> _Exercise_
Copy out each line of the data holding "Augusto".

> _Material_
....
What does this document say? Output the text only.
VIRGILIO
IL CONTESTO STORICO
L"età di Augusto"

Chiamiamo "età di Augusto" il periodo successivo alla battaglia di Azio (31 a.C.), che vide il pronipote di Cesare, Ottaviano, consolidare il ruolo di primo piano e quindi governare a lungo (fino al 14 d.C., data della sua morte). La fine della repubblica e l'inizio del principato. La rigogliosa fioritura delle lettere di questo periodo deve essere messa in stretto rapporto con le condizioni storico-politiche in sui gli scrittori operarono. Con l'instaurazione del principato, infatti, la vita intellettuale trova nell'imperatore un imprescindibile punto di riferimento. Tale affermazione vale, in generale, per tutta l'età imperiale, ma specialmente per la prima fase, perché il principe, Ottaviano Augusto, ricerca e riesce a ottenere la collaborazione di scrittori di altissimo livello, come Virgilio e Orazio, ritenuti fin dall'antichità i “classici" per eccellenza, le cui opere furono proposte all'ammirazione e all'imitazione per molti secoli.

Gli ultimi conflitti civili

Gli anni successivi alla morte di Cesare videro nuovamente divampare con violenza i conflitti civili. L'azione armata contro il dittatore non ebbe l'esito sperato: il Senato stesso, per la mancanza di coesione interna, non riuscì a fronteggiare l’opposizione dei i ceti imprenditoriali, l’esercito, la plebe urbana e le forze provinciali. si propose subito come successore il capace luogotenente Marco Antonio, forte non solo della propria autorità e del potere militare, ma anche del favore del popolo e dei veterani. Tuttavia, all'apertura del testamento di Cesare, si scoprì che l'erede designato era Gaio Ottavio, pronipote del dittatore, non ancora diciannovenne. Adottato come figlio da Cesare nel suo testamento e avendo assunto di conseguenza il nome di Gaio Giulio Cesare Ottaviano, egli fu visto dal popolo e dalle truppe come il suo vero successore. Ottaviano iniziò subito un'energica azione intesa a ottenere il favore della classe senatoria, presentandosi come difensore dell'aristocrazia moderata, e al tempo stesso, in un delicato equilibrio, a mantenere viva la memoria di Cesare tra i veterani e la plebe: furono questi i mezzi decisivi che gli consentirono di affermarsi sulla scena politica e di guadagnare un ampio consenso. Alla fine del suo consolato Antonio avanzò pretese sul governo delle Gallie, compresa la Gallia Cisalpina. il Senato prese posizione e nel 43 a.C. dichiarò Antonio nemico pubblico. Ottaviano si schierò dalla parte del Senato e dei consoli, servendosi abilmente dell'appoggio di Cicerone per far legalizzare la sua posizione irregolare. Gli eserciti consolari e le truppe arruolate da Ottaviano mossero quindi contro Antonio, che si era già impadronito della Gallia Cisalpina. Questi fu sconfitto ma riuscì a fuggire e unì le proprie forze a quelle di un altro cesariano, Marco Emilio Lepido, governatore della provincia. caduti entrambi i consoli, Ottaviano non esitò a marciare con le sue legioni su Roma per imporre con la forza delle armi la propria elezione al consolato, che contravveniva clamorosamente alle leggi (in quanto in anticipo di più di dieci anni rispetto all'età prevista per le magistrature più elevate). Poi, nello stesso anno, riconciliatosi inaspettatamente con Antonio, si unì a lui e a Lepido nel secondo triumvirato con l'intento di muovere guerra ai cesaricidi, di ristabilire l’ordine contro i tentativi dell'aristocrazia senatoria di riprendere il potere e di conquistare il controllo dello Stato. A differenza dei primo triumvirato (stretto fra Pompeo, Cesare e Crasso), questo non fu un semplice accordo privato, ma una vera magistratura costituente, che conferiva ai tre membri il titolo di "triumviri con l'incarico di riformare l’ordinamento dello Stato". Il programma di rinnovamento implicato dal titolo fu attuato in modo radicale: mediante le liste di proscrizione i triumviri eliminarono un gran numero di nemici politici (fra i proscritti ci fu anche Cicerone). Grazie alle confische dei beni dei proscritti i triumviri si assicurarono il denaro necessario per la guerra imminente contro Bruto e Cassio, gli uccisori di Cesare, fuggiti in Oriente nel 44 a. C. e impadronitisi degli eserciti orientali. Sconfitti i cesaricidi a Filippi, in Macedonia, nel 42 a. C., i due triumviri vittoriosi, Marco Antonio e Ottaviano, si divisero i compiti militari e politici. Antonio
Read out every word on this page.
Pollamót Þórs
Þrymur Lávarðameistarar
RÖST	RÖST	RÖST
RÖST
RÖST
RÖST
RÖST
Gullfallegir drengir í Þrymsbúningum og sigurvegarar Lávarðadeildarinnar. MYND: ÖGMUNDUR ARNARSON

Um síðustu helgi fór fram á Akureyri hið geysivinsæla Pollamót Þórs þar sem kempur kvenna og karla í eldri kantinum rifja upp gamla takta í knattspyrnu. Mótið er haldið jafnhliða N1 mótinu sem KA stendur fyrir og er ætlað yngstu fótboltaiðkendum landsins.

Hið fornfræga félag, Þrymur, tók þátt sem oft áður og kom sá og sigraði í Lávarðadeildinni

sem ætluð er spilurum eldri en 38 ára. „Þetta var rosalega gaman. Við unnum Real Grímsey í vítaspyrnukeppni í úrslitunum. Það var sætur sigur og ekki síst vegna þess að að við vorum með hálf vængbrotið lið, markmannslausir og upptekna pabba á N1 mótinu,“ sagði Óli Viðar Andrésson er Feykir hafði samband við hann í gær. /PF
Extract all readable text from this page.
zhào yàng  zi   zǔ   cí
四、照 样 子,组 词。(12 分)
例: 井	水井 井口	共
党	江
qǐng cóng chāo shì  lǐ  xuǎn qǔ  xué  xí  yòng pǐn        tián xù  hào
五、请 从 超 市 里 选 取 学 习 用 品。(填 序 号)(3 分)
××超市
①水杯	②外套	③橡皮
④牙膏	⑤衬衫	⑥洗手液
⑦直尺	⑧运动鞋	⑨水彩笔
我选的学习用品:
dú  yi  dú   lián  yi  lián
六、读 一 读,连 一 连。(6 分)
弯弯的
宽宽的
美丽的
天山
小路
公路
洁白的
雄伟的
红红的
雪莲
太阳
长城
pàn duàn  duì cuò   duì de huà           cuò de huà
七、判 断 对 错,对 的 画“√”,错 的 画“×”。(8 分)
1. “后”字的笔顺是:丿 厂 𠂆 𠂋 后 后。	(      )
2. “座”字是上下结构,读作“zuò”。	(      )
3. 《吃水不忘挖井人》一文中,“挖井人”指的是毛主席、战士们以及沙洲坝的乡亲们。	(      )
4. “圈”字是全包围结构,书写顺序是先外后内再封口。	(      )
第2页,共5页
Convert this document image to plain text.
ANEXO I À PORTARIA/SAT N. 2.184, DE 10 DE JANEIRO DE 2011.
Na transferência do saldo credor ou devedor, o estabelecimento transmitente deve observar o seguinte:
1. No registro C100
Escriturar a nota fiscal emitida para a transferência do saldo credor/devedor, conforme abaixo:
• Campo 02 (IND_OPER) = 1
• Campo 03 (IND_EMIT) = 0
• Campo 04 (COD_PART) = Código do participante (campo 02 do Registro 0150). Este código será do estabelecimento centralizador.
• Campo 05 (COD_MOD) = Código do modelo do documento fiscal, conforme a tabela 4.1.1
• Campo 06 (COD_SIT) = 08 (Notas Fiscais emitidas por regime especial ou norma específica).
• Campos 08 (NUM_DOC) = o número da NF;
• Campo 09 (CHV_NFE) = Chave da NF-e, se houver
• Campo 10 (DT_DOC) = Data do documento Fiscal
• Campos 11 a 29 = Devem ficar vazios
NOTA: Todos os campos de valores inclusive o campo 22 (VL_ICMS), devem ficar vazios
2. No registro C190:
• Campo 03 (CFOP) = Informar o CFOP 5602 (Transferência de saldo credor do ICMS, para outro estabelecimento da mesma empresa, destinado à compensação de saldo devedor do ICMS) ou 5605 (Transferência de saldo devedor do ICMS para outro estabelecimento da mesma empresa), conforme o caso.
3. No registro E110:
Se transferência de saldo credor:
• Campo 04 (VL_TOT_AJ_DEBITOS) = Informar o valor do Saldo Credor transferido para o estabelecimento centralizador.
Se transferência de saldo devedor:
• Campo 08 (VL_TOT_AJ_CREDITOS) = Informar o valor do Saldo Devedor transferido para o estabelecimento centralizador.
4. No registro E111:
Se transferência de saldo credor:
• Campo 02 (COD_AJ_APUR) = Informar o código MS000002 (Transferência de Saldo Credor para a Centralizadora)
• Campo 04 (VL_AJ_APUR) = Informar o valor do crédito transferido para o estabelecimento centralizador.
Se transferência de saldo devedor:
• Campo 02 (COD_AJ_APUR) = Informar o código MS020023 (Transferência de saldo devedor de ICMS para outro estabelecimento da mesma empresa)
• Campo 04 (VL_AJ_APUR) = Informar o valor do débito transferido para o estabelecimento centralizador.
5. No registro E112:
....
> _Response below_
L"età di Augusto"
Chiamiamo "età di Augusto" il periodo successivo alla battaglia di Azio (31 a.C.), che vide il pronipote di Cesare, Ottaviano, consolidare il ruolo di primo piano e quindi governare a lungo (fino al 14 d.C., data della sua morte). La fine della repubblica e l'inizio del principato. La rigogliosa fioritura delle lettere di questo periodo deve essere messa in stretto rapporto con le condizioni storico-politiche in sui gli scrittori operarono. Con l'instaurazione del principato, infatti, la vita intellettuale trova nell'imperatore un imprescindibile punto di riferimento. Tale affermazione vale, in generale, per tutta l'età imperiale, ma specialmente per la prima fase, perché il principe, Ottaviano Augusto, ricerca e riesce a ottenere la collaborazione di scrittori di altissimo livello, come Virgilio e Orazio, ritenuti fin dall'antichità i “classici" per eccellenza, le cui opere furono proposte all'ammirazione e all'imitazione per molti secoli.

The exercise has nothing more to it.